Entries shown:

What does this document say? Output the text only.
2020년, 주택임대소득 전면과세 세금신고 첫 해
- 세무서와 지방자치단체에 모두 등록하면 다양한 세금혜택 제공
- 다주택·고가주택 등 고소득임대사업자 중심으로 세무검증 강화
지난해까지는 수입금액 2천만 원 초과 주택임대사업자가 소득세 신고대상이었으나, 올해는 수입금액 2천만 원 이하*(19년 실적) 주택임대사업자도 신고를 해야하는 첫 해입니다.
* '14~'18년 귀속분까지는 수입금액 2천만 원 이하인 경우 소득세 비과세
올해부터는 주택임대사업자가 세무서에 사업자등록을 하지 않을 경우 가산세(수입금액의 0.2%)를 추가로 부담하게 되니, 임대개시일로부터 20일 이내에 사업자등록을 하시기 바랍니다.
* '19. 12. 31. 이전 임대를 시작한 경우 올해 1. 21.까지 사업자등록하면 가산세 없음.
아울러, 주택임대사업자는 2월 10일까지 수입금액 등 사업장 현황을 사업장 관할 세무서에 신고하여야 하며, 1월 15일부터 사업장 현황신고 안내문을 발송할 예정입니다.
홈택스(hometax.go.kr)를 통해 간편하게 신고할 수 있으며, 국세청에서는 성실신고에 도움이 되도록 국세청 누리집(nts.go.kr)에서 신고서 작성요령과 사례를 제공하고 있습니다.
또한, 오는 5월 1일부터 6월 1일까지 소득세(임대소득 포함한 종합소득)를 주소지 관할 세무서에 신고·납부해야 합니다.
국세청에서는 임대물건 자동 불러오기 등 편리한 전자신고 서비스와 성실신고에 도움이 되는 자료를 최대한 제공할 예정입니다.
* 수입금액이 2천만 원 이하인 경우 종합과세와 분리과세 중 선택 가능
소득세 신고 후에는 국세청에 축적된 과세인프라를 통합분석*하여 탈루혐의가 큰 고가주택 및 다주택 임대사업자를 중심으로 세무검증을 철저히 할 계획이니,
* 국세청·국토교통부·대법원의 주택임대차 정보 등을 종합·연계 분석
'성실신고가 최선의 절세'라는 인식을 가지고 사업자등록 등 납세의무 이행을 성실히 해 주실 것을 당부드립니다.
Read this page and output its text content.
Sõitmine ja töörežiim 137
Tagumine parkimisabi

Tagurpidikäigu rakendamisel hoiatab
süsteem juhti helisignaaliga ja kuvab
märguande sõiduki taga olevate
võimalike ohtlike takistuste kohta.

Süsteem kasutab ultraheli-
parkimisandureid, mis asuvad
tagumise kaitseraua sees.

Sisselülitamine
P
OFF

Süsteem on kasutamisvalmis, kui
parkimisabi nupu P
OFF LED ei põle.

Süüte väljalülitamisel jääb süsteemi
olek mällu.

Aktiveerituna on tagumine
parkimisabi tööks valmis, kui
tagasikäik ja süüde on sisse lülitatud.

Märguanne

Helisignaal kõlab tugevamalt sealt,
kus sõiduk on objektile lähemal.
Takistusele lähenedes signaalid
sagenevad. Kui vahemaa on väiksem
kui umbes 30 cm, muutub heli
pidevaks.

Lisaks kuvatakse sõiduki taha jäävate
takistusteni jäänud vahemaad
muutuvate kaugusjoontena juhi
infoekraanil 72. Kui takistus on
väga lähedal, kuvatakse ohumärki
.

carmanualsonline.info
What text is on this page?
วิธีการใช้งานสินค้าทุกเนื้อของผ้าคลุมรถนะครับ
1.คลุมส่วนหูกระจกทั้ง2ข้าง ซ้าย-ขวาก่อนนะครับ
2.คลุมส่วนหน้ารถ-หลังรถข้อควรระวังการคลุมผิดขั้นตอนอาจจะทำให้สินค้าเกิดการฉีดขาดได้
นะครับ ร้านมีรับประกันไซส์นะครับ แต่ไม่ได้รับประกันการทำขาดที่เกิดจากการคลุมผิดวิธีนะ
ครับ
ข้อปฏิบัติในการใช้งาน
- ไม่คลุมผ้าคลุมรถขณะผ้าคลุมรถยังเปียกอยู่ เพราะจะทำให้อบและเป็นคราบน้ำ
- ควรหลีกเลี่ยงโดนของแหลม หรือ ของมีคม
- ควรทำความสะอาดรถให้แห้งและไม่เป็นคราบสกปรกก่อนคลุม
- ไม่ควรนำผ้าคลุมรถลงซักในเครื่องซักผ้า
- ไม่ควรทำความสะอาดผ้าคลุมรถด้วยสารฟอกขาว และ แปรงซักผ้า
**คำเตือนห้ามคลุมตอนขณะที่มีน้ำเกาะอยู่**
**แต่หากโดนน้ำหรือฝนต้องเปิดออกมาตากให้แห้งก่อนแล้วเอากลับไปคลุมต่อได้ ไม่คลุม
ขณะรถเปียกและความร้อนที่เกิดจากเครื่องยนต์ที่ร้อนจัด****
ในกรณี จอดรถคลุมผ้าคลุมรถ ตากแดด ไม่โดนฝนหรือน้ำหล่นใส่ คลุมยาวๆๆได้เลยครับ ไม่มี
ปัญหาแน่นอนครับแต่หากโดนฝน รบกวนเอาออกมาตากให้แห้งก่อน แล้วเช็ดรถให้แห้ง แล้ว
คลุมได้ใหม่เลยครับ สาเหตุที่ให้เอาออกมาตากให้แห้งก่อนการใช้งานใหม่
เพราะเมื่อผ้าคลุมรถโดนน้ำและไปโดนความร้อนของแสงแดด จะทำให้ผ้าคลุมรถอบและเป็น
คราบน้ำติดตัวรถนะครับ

Problem description: Emit verbatim the lines running from the one with "What text is on this page?" through the last line of the data, both endpoints inclusive.

In response:
What text is on this page?
วิธีการใช้งานสินค้าทุกเนื้อของผ้าคลุมรถนะครับ
1.คลุมส่วนหูกระจกทั้ง2ข้าง ซ้าย-ขวาก่อนนะครับ
2.คลุมส่วนหน้ารถ-หลังรถข้อควรระวังการคลุมผิดขั้นตอนอาจจะทำให้สินค้าเกิดการฉีดขาดได้
นะครับ ร้านมีรับประกันไซส์นะครับ แต่ไม่ได้รับประกันการทำขาดที่เกิดจากการคลุมผิดวิธีนะ
ครับ
ข้อปฏิบัติในการใช้งาน
- ไม่คลุมผ้าคลุมรถขณะผ้าคลุมรถยังเปียกอยู่ เพราะจะทำให้อบและเป็นคราบน้ำ
- ควรหลีกเลี่ยงโดนของแหลม หรือ ของมีคม
- ควรทำความสะอาดรถให้แห้งและไม่เป็นคราบสกปรกก่อนคลุม
- ไม่ควรนำผ้าคลุมรถลงซักในเครื่องซักผ้า
- ไม่ควรทำความสะอาดผ้าคลุมรถด้วยสารฟอกขาว และ แปรงซักผ้า
**คำเตือนห้ามคลุมตอนขณะที่มีน้ำเกาะอยู่**
**แต่หากโดนน้ำหรือฝนต้องเปิดออกมาตากให้แห้งก่อนแล้วเอากลับไปคลุมต่อได้ ไม่คลุม
ขณะรถเปียกและความร้อนที่เกิดจากเครื่องยนต์ที่ร้อนจัด****
ในกรณี จอดรถคลุมผ้าคลุมรถ ตากแดด ไม่โดนฝนหรือน้ำหล่นใส่ คลุมยาวๆๆได้เลยครับ ไม่มี
ปัญหาแน่นอนครับแต่หากโดนฝน รบกวนเอาออกมาตากให้แห้งก่อน แล้วเช็ดรถให้แห้ง แล้ว
คลุมได้ใหม่เลยครับ สาเหตุที่ให้เอาออกมาตากให้แห้งก่อนการใช้งานใหม่
เพราะเมื่อผ้าคลุมรถโดนน้ำและไปโดนความร้อนของแสงแดด จะทำให้ผ้าคลุมรถอบและเป็น
คราบน้ำติดตัวรถนะครับ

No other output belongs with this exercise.